### Task objective:
Edit the lines from the line with "give me the" to the line with "page-header: 铜陵化工集团新桥有限公司2018 年度环境报告书" by replacing "screenshot" with "image", and leave all else unchanged. Give only those lines.

Start of Dataset content

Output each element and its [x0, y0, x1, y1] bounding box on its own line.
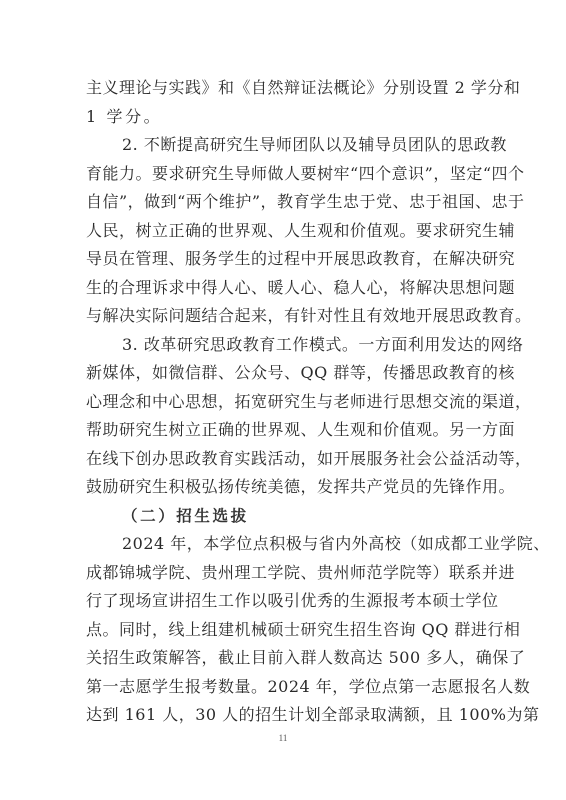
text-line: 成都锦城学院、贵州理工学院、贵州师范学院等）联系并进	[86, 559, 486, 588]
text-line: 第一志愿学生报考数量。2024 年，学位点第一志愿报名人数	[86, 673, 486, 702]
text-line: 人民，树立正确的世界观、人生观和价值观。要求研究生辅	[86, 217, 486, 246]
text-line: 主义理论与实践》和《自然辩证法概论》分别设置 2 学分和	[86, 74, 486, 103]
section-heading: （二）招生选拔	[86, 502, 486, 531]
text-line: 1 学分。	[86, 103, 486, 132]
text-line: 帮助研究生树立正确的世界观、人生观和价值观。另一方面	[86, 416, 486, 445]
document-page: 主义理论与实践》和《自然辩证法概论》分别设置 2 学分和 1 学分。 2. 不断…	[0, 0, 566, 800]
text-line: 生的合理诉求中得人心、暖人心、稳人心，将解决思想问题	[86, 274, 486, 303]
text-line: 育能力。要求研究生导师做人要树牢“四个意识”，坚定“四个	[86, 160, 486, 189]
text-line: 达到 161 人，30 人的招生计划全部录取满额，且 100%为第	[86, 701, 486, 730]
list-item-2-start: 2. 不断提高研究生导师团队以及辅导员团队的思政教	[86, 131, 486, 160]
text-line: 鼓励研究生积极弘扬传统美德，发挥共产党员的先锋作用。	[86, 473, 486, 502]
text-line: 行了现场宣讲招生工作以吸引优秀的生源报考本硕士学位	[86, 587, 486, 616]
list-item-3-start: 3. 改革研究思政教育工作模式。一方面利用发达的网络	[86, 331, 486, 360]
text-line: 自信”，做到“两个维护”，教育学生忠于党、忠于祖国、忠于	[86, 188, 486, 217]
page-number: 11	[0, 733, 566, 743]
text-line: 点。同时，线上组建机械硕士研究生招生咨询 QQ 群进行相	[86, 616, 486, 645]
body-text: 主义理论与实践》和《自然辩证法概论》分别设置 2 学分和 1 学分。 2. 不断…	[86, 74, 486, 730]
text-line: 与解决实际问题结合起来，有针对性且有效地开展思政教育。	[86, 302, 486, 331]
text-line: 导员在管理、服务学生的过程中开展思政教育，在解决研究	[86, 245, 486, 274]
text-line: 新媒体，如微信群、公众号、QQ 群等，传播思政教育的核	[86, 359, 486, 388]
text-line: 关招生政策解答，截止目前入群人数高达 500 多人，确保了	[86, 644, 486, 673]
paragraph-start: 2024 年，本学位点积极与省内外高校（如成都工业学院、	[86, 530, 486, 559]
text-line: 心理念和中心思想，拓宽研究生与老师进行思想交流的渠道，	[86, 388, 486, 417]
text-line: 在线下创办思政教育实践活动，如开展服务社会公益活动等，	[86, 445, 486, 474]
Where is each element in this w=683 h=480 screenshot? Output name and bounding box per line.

End of Dataset content
Start of Dataset content

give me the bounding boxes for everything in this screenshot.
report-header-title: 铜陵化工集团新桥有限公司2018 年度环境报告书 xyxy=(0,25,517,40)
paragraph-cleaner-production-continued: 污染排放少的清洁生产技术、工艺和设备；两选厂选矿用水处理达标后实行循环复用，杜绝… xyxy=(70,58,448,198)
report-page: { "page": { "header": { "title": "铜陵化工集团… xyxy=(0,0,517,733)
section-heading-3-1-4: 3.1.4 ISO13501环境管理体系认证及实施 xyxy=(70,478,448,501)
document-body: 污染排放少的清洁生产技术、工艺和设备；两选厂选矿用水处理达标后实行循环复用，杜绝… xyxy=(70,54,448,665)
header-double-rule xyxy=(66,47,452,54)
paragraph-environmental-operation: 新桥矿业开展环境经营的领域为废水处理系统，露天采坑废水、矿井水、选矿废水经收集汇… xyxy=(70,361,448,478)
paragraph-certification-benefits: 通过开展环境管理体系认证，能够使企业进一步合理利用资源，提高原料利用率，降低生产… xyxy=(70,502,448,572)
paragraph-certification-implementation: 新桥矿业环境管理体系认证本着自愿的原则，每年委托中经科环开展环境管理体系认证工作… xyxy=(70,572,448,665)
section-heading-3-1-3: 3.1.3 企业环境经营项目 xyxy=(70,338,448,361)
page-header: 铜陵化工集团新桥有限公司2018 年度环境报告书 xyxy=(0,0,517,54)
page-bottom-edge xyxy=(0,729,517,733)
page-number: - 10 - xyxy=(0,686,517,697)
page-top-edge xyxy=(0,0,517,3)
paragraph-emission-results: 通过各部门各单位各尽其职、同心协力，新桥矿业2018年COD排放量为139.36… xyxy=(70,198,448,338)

End of Dataset content

### The output:
give me the bounding boxes for everything in this image.
report-header-title: 铜陵化工集团新桥有限公司2018 年度环境报告书 xyxy=(0,25,517,40)
paragraph-cleaner-production-continued: 污染排放少的清洁生产技术、工艺和设备；两选厂选矿用水处理达标后实行循环复用，杜绝… xyxy=(70,58,448,198)
report-page: { "page": { "header": { "title": "铜陵化工集团… xyxy=(0,0,517,733)
section-heading-3-1-4: 3.1.4 ISO13501环境管理体系认证及实施 xyxy=(70,478,448,501)
document-body: 污染排放少的清洁生产技术、工艺和设备；两选厂选矿用水处理达标后实行循环复用，杜绝… xyxy=(70,54,448,665)
header-double-rule xyxy=(66,47,452,54)
paragraph-environmental-operation: 新桥矿业开展环境经营的领域为废水处理系统，露天采坑废水、矿井水、选矿废水经收集汇… xyxy=(70,361,448,478)
paragraph-certification-benefits: 通过开展环境管理体系认证，能够使企业进一步合理利用资源，提高原料利用率，降低生产… xyxy=(70,502,448,572)
paragraph-certification-implementation: 新桥矿业环境管理体系认证本着自愿的原则，每年委托中经科环开展环境管理体系认证工作… xyxy=(70,572,448,665)
section-heading-3-1-3: 3.1.3 企业环境经营项目 xyxy=(70,338,448,361)
page-header: 铜陵化工集团新桥有限公司2018 年度环境报告书 xyxy=(0,0,517,54)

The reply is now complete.